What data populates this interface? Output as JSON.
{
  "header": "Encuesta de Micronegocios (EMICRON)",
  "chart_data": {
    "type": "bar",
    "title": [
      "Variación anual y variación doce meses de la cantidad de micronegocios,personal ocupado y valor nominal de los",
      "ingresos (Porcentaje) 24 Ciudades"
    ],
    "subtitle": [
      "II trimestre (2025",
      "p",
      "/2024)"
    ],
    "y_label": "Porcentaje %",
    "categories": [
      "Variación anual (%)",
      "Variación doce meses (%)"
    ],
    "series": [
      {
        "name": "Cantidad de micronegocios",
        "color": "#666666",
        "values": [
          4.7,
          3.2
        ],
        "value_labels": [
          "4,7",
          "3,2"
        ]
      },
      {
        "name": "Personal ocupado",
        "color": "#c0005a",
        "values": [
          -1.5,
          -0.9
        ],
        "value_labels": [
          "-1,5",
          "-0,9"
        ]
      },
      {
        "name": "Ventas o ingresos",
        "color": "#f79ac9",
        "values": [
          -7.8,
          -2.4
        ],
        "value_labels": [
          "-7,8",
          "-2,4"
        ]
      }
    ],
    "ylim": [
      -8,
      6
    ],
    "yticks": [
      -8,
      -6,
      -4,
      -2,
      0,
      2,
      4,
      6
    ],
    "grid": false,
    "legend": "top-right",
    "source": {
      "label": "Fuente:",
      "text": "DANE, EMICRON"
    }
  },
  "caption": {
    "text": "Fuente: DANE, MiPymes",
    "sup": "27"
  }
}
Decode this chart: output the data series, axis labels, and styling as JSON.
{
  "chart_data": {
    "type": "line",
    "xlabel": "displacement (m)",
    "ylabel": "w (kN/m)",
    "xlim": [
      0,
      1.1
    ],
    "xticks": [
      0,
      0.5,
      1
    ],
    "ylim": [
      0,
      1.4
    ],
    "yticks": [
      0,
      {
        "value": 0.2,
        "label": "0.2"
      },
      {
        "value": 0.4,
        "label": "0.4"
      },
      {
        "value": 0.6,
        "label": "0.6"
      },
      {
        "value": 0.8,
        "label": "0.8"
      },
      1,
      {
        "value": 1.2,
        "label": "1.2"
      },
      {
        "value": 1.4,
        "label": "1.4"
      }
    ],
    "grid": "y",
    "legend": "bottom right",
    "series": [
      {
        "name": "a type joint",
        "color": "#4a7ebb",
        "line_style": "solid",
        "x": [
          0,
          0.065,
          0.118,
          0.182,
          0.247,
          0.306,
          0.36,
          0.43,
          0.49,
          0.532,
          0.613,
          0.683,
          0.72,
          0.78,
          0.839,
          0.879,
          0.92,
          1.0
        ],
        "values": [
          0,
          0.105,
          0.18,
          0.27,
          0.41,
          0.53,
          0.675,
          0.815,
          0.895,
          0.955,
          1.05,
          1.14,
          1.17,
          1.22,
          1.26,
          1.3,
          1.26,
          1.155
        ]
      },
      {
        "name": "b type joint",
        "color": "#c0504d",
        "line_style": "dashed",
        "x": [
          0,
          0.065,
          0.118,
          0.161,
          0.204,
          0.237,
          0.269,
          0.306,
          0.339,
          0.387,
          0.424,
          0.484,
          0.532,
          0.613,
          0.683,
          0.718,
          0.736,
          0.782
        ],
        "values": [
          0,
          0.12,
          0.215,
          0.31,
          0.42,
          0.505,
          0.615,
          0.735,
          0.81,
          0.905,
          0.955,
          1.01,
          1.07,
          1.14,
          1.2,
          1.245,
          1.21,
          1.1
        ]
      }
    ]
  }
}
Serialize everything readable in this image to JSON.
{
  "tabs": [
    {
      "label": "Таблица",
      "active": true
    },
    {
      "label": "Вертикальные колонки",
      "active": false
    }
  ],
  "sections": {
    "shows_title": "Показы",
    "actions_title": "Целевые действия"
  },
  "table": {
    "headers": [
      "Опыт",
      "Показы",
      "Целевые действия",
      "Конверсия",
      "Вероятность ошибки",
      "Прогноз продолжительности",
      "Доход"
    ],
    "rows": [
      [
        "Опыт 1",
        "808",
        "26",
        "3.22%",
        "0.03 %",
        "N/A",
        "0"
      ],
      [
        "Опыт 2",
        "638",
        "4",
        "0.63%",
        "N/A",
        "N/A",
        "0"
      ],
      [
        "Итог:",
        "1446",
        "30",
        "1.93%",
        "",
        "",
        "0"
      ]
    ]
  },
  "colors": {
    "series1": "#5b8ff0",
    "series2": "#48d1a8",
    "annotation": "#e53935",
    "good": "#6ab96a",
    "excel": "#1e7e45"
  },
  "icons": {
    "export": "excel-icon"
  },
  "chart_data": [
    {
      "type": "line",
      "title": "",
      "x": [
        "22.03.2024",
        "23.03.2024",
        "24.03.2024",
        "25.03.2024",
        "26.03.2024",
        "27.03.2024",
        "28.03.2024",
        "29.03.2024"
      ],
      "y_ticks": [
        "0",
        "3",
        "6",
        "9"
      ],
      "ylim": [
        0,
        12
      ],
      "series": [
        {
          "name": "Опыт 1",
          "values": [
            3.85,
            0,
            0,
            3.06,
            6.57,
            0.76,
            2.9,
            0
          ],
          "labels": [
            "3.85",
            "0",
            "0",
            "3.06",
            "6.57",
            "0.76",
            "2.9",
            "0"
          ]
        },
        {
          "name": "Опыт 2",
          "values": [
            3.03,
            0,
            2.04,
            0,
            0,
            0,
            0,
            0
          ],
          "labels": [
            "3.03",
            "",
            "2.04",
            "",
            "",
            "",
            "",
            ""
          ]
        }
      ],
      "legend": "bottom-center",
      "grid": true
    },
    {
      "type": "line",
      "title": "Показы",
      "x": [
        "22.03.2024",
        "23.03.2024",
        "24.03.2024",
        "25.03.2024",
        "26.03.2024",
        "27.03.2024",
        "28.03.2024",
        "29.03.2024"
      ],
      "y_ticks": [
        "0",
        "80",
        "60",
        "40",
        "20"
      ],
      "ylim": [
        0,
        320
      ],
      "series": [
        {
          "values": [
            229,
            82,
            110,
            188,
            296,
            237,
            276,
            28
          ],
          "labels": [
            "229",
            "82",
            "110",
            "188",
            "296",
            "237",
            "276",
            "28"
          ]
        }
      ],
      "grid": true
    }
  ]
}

To do —
Each record above should be repeated exactly as it appears.

Finished exercise —
What data populates this interface? Output as JSON.
{
  "header": "Encuesta de Micronegocios (EMICRON)",
  "chart_data": {
    "type": "bar",
    "title": [
      "Variación anual y variación doce meses de la cantidad de micronegocios,personal ocupado y valor nominal de los",
      "ingresos (Porcentaje) 24 Ciudades"
    ],
    "subtitle": [
      "II trimestre (2025",
      "p",
      "/2024)"
    ],
    "y_label": "Porcentaje %",
    "categories": [
      "Variación anual (%)",
      "Variación doce meses (%)"
    ],
    "series": [
      {
        "name": "Cantidad de micronegocios",
        "color": "#666666",
        "values": [
          4.7,
          3.2
        ],
        "value_labels": [
          "4,7",
          "3,2"
        ]
      },
      {
        "name": "Personal ocupado",
        "color": "#c0005a",
        "values": [
          -1.5,
          -0.9
        ],
        "value_labels": [
          "-1,5",
          "-0,9"
        ]
      },
      {
        "name": "Ventas o ingresos",
        "color": "#f79ac9",
        "values": [
          -7.8,
          -2.4
        ],
        "value_labels": [
          "-7,8",
          "-2,4"
        ]
      }
    ],
    "ylim": [
      -8,
      6
    ],
    "yticks": [
      -8,
      -6,
      -4,
      -2,
      0,
      2,
      4,
      6
    ],
    "grid": false,
    "legend": "top-right",
    "source": {
      "label": "Fuente:",
      "text": "DANE, EMICRON"
    }
  },
  "caption": {
    "text": "Fuente: DANE, MiPymes",
    "sup": "27"
  }
}
Decode this chart: output the data series, axis labels, and styling as JSON.
{
  "chart_data": {
    "type": "line",
    "xlabel": "displacement (m)",
    "ylabel": "w (kN/m)",
    "xlim": [
      0,
      1.1
    ],
    "xticks": [
      0,
      0.5,
      1
    ],
    "ylim": [
      0,
      1.4
    ],
    "yticks": [
      0,
      {
        "value": 0.2,
        "label": "0.2"
      },
      {
        "value": 0.4,
        "label": "0.4"
      },
      {
        "value": 0.6,
        "label": "0.6"
      },
      {
        "value": 0.8,
        "label": "0.8"
      },
      1,
      {
        "value": 1.2,
        "label": "1.2"
      },
      {
        "value": 1.4,
        "label": "1.4"
      }
    ],
    "grid": "y",
    "legend": "bottom right",
    "series": [
      {
        "name": "a type joint",
        "color": "#4a7ebb",
        "line_style": "solid",
        "x": [
          0,
          0.065,
          0.118,
          0.182,
          0.247,
          0.306,
          0.36,
          0.43,
          0.49,
          0.532,
          0.613,
          0.683,
          0.72,
          0.78,
          0.839,
          0.879,
          0.92,
          1.0
        ],
        "values": [
          0,
          0.105,
          0.18,
          0.27,
          0.41,
          0.53,
          0.675,
          0.815,
          0.895,
          0.955,
          1.05,
          1.14,
          1.17,
          1.22,
          1.26,
          1.3,
          1.26,
          1.155
        ]
      },
      {
        "name": "b type joint",
        "color": "#c0504d",
        "line_style": "dashed",
        "x": [
          0,
          0.065,
          0.118,
          0.161,
          0.204,
          0.237,
          0.269,
          0.306,
          0.339,
          0.387,
          0.424,
          0.484,
          0.532,
          0.613,
          0.683,
          0.718,
          0.736,
          0.782
        ],
        "values": [
          0,
          0.12,
          0.215,
          0.31,
          0.42,
          0.505,
          0.615,
          0.735,
          0.81,
          0.905,
          0.955,
          1.01,
          1.07,
          1.14,
          1.2,
          1.245,
          1.21,
          1.1
        ]
      }
    ]
  }
}
Serialize everything readable in this image to JSON.
{
  "tabs": [
    {
      "label": "Таблица",
      "active": true
    },
    {
      "label": "Вертикальные колонки",
      "active": false
    }
  ],
  "sections": {
    "shows_title": "Показы",
    "actions_title": "Целевые действия"
  },
  "table": {
    "headers": [
      "Опыт",
      "Показы",
      "Целевые действия",
      "Конверсия",
      "Вероятность ошибки",
      "Прогноз продолжительности",
      "Доход"
    ],
    "rows": [
      [
        "Опыт 1",
        "808",
        "26",
        "3.22%",
        "0.03 %",
        "N/A",
        "0"
      ],
      [
        "Опыт 2",
        "638",
        "4",
        "0.63%",
        "N/A",
        "N/A",
        "0"
      ],
      [
        "Итог:",
        "1446",
        "30",
        "1.93%",
        "",
        "",
        "0"
      ]
    ]
  },
  "colors": {
    "series1": "#5b8ff0",
    "series2": "#48d1a8",
    "annotation": "#e53935",
    "good": "#6ab96a",
    "excel": "#1e7e45"
  },
  "icons": {
    "export": "excel-icon"
  },
  "chart_data": [
    {
      "type": "line",
      "title": "",
      "x": [
        "22.03.2024",
        "23.03.2024",
        "24.03.2024",
        "25.03.2024",
        "26.03.2024",
        "27.03.2024",
        "28.03.2024",
        "29.03.2024"
      ],
      "y_ticks": [
        "0",
        "3",
        "6",
        "9"
      ],
      "ylim": [
        0,
        12
      ],
      "series": [
        {
          "name": "Опыт 1",
          "values": [
            3.85,
            0,
            0,
            3.06,
            6.57,
            0.76,
            2.9,
            0
          ],
          "labels": [
            "3.85",
            "0",
            "0",
            "3.06",
            "6.57",
            "0.76",
            "2.9",
            "0"
          ]
        },
        {
          "name": "Опыт 2",
          "values": [
            3.03,
            0,
            2.04,
            0,
            0,
            0,
            0,
            0
          ],
          "labels": [
            "3.03",
            "",
            "2.04",
            "",
            "",
            "",
            "",
            ""
          ]
        }
      ],
      "legend": "bottom-center",
      "grid": true
    },
    {
      "type": "line",
      "title": "Показы",
      "x": [
        "22.03.2024",
        "23.03.2024",
        "24.03.2024",
        "25.03.2024",
        "26.03.2024",
        "27.03.2024",
        "28.03.2024",
        "29.03.2024"
      ],
      "y_ticks": [
        "0",
        "80",
        "60",
        "40",
        "20"
      ],
      "ylim": [
        0,
        320
      ],
      "series": [
        {
          "values": [
            229,
            82,
            110,
            188,
            296,
            237,
            276,
            28
          ],
          "labels": [
            "229",
            "82",
            "110",
            "188",
            "296",
            "237",
            "276",
            "28"
          ]
        }
      ],
      "grid": true
    }
  ]
}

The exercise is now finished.